▶ SOURCE PASSAGE:
· · · ·

Wednesday, February 10, 2016

"How Many Do You Worship?" or "A church without lovers is not a church. It's just a gathering."

Ash Wednesday + February 10, 2016

From dust you came, and to dust you shall return. - Genesis 3:19

Come and follow me. - Matthew 4:19

“How many do you worship?” The question is strange. It comes from a man in a suit that screams “business” and the tired eyes of a salesman with just a little too much “success”—tired eyes but super excited eye brows, smile, evangelical fervor. I imagine this is a kind of “temptation in the wilderness” moment. It is Lent. 

I want to say, that on my best days, I try to worship God. Other days, it’s mainly myself, my fears, my resentments—those things that I fixate on and dedicate my energy toward, those things which keep me from living into God’s love—love of neighbor in compassion and charity, love of neighbors in solidarity, in the struggle for a world liberated and just. 

We all know that love, in the Bible, is the form of incense most preferable to God’s nostrils (Isaiah 1:13). After all, God is love (1 John 4:7). So if we really wish to honor God, says the Prophet in Isaiah 1:17, we are to “learn to do good; seek justice, rescue the oppressed, defend the orphan, plead for the widow.

“How many do you worship?” 

The temptation is to respond with that sermonette, leaving me feeling self-righteous and superior.

· · · ·

▶ RECORDED DATA:
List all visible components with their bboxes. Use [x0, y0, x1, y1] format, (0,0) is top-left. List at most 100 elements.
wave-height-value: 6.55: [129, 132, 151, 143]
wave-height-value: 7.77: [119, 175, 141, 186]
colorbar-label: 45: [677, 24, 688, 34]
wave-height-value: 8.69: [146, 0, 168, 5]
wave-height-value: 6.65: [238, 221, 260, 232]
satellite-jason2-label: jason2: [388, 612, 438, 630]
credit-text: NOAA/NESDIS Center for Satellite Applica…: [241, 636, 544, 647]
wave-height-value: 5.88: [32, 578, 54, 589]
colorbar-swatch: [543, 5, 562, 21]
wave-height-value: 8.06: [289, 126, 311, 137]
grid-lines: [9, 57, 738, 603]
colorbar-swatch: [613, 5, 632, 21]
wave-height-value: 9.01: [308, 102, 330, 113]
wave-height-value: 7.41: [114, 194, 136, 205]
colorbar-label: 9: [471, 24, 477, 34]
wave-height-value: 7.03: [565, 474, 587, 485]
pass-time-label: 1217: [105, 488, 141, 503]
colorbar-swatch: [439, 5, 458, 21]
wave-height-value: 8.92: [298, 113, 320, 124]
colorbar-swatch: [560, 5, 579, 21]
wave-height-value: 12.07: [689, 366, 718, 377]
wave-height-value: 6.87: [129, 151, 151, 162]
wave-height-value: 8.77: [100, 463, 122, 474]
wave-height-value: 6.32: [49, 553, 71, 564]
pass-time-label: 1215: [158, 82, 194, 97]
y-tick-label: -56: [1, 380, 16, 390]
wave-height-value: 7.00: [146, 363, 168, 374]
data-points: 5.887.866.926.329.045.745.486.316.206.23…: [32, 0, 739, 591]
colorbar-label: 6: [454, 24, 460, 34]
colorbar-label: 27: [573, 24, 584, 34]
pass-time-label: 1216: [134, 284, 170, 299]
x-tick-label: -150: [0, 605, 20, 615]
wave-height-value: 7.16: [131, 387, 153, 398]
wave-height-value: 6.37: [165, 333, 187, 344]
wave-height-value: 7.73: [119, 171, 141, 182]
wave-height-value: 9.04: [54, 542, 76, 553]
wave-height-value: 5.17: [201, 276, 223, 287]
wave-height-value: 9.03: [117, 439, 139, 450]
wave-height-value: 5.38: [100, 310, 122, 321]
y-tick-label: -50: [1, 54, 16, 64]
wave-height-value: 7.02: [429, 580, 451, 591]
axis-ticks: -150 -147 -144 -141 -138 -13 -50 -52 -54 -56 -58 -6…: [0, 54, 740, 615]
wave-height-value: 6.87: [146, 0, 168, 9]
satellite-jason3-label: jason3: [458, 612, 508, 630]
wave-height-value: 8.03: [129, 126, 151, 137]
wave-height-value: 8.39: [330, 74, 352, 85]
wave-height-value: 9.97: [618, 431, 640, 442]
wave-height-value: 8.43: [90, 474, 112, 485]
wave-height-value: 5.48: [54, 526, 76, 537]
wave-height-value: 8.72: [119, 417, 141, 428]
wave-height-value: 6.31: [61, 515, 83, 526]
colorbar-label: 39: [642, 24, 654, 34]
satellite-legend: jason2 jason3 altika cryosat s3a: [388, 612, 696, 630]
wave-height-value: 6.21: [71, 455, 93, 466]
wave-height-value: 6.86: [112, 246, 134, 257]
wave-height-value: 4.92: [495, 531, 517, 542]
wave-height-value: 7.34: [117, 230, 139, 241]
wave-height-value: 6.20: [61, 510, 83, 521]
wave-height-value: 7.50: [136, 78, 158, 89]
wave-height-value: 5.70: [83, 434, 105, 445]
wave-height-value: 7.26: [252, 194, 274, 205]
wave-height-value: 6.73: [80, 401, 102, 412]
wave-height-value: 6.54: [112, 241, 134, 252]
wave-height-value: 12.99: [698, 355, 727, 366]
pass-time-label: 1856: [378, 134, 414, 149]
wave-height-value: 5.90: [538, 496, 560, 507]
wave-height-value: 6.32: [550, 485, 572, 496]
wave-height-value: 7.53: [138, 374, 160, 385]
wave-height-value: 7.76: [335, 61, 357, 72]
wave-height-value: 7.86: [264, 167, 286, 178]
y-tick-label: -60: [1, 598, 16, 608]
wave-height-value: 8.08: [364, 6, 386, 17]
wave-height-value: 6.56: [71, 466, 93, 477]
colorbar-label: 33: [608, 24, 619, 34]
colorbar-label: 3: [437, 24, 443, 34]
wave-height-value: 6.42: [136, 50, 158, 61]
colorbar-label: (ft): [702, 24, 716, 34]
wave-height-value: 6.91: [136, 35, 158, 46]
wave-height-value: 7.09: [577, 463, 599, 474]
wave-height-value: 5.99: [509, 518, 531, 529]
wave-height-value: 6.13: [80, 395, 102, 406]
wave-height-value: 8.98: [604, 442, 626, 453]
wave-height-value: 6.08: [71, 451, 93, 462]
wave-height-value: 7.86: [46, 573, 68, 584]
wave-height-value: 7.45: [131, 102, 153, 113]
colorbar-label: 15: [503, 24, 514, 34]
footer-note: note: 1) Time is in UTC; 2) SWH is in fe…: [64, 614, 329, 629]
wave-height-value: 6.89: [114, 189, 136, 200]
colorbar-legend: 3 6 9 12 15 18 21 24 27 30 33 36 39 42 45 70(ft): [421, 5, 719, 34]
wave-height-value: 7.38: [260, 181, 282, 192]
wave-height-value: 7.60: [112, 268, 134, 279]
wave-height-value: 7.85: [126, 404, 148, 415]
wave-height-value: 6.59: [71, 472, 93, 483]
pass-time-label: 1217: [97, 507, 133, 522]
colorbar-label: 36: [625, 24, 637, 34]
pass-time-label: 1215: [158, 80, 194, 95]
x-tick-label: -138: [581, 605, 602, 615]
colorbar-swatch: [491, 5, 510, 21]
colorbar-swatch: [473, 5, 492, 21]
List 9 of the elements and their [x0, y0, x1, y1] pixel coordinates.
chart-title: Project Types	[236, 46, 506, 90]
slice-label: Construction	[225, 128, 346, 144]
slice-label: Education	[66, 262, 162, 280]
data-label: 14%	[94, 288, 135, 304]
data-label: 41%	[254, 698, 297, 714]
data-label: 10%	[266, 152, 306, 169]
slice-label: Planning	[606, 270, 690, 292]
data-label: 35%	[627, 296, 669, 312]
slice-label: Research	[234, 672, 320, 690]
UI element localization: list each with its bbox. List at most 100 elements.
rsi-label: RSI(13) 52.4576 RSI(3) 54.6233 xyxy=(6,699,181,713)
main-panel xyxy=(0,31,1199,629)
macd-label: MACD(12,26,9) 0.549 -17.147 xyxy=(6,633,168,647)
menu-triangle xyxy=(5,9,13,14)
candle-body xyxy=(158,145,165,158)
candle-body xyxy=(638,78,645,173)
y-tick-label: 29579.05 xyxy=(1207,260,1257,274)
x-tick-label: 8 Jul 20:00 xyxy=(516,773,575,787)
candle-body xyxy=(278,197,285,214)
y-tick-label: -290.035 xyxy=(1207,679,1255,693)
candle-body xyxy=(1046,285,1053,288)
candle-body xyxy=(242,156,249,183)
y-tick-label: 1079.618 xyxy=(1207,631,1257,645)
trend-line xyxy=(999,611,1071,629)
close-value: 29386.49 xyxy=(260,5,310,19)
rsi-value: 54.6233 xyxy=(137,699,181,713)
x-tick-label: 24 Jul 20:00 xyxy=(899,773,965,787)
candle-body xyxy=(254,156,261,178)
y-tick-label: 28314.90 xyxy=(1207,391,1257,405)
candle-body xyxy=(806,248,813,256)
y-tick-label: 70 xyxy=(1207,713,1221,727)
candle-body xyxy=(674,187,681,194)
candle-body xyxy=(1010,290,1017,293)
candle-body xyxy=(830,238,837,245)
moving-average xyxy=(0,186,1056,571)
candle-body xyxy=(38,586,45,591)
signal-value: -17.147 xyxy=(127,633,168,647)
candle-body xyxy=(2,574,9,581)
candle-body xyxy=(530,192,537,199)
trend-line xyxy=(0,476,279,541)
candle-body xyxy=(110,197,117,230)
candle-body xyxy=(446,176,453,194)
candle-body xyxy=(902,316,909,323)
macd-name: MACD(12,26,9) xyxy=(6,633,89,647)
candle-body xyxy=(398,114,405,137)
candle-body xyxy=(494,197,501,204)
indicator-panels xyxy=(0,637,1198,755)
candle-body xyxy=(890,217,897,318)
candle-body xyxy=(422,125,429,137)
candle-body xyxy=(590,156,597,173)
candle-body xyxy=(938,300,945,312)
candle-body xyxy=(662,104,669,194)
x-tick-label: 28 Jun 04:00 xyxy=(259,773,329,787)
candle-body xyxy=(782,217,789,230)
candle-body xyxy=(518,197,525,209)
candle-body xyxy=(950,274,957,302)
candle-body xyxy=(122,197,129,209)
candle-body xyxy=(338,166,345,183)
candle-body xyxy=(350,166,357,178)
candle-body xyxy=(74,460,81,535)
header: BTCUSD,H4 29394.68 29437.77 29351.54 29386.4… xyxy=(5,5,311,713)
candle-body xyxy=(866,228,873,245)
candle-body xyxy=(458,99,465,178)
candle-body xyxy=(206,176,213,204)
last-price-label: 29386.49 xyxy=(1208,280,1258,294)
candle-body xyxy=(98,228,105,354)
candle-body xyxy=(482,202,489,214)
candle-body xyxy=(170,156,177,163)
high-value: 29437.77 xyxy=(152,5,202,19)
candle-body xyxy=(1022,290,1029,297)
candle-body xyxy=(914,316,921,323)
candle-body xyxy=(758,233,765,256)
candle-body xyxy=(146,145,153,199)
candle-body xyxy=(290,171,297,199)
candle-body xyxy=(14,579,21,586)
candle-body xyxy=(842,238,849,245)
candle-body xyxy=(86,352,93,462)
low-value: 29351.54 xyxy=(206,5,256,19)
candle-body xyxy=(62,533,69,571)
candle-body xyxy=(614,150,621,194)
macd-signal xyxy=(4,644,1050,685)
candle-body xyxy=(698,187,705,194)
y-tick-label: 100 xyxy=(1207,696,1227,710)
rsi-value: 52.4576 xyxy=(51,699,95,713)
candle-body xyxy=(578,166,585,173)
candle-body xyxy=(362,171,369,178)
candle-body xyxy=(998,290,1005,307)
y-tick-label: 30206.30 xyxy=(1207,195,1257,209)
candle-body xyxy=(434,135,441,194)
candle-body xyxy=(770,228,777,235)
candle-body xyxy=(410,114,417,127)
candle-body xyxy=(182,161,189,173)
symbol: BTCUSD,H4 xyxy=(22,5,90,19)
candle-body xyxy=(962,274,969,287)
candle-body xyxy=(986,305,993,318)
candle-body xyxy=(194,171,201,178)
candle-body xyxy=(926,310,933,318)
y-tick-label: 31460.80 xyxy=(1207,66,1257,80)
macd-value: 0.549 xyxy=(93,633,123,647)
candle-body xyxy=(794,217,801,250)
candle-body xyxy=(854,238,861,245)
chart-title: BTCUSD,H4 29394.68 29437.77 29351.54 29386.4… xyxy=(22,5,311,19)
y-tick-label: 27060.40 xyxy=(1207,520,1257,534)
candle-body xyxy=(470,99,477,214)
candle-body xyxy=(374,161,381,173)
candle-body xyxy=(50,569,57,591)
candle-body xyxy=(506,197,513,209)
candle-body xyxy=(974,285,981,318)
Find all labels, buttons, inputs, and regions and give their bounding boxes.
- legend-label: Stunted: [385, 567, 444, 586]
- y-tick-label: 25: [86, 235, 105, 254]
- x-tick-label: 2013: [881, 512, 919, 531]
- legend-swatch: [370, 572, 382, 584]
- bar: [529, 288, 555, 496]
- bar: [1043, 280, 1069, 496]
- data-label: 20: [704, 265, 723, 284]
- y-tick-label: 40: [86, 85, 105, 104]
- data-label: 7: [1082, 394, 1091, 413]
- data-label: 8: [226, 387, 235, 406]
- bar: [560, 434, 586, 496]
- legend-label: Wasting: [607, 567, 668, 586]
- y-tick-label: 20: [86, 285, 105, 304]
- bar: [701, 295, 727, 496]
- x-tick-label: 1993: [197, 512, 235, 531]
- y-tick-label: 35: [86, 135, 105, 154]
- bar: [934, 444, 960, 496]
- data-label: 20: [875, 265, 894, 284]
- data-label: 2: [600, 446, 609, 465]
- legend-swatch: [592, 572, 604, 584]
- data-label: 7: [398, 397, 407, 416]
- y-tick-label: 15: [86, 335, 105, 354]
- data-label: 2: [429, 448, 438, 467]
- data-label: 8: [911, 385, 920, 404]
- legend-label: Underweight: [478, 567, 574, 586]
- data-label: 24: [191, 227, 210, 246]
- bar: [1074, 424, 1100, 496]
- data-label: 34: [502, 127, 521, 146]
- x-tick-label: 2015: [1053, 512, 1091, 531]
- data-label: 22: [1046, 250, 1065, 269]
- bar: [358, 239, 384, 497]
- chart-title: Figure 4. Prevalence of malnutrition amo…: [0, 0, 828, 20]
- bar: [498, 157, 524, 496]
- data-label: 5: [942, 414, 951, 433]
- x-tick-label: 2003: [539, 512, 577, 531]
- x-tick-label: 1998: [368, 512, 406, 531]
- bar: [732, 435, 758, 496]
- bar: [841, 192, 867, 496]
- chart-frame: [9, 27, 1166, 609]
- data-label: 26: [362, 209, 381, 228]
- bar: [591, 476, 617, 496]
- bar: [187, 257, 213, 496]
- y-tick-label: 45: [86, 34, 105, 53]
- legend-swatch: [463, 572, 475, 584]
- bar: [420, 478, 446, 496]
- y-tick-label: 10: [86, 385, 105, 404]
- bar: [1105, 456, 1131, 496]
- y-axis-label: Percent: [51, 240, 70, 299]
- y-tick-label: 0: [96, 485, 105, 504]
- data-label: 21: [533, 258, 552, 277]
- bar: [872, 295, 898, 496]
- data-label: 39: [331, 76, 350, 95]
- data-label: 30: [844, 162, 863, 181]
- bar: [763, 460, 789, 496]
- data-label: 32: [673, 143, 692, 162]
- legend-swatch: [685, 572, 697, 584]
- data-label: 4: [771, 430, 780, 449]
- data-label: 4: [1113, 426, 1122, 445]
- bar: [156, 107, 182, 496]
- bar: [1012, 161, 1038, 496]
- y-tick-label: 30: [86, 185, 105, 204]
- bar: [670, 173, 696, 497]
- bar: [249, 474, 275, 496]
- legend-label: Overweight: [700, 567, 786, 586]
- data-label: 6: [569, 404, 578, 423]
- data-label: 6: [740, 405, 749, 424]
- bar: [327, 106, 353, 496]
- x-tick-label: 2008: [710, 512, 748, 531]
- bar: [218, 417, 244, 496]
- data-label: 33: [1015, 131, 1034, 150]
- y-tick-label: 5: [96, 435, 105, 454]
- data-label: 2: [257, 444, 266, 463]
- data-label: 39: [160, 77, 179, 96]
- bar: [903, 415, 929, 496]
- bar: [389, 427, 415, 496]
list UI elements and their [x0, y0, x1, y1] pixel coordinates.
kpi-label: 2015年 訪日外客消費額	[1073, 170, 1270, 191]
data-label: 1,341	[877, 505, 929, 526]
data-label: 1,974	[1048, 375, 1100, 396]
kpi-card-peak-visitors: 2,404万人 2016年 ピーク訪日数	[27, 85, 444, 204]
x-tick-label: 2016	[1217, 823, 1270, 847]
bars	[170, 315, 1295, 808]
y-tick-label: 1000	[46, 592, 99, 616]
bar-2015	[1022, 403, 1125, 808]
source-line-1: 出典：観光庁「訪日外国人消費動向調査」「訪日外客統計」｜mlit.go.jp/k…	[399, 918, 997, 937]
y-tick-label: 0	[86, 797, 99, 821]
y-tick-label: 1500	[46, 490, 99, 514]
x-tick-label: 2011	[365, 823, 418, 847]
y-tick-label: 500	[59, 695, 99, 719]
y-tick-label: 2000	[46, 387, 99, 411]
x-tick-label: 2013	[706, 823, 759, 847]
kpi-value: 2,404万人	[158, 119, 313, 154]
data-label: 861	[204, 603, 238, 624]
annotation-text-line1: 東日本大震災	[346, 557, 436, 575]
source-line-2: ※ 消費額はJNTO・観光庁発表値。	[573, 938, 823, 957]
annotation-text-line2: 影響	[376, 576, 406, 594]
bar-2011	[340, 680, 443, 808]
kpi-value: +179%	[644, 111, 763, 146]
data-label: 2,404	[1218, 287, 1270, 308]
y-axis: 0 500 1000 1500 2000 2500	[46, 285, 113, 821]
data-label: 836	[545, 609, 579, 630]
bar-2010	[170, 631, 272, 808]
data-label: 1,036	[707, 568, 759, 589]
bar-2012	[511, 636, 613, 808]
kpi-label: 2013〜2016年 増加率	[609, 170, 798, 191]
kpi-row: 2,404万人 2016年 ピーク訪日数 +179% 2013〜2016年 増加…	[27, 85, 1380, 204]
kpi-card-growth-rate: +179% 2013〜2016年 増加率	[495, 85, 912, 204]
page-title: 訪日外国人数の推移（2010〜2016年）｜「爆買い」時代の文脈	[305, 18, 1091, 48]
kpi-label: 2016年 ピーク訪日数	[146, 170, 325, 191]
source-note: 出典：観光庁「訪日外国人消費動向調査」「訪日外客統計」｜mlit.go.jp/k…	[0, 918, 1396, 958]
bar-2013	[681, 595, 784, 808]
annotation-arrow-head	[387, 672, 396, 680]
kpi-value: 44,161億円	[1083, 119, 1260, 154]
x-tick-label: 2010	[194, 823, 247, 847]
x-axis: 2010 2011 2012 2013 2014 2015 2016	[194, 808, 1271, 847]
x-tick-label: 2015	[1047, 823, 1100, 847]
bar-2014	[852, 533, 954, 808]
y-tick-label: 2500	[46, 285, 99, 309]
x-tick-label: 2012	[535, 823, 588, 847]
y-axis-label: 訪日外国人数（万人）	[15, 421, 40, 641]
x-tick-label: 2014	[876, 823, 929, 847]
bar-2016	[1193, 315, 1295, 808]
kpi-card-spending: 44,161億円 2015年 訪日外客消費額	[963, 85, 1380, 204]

· · · ·

▶ ACTIONS TO TAKE:
a. Answer these questions from the Ash Wednesday reflection:
(i) Which verse is cited for "Come and follow me"?
(ii) What kind of suit does the man asking the question wear?
(iii) Which verse is cited for the statement that God is love?
b. Reproduce the Ash Wednesday reflection between "Come and follow" and "liberated and just.", inclusive.
c. Carry on the Ash Wednesday reflection from its final sentence.
The rows are separate material from the Ash Wednesday reflection.

▶ TASK RESPONSES:
a.
(i) Matthew 4:19
(ii) A suit that screams "business"
(iii) 1 John 4:7

b.
Come and follow me. - Matthew 4:19

“How many do you worship?” The question is strange. It comes from a man in a suit that screams “business” and the tired eyes of a salesman with just a little too much “success”—tired eyes but super excited eye brows, smile, evangelical fervor. I imagine this is a kind of “temptation in the wilderness” moment. It is Lent. 

I want to say, that on my best days, I try to worship God. Other days, it’s mainly myself, my fears, my resentments—those things that I fixate on and dedicate my energy toward, those things which keep me from living into God’s love—love of neighbor in compassion and charity, love of neighbors in solidarity, in the struggle for a world liberated and just.

c.
“How many?!”

Of course, this guy means church attendance. And, really, deep down, sure: I wish we “worshipped more,” or had more “butts in pews,” as Tom and Marge used to say and smile. But for me, the abrasive rub in this man’s question is in the unspoken sentiment. Underneath the question he seems to be emoting the great American mantra, “more is better,” and therefore asking simultaneously, not just “how many,” but “how good is your church?” 

It’s sort of an alienating question. I feel pulled into some sort of contest that I never entered, or into a game whose rules I find disturbing at best. 

Yes, I like when the church is packed. It feels good. It gives me a good church-high for the next couple of days. It’s great. And I am glad our church is growing!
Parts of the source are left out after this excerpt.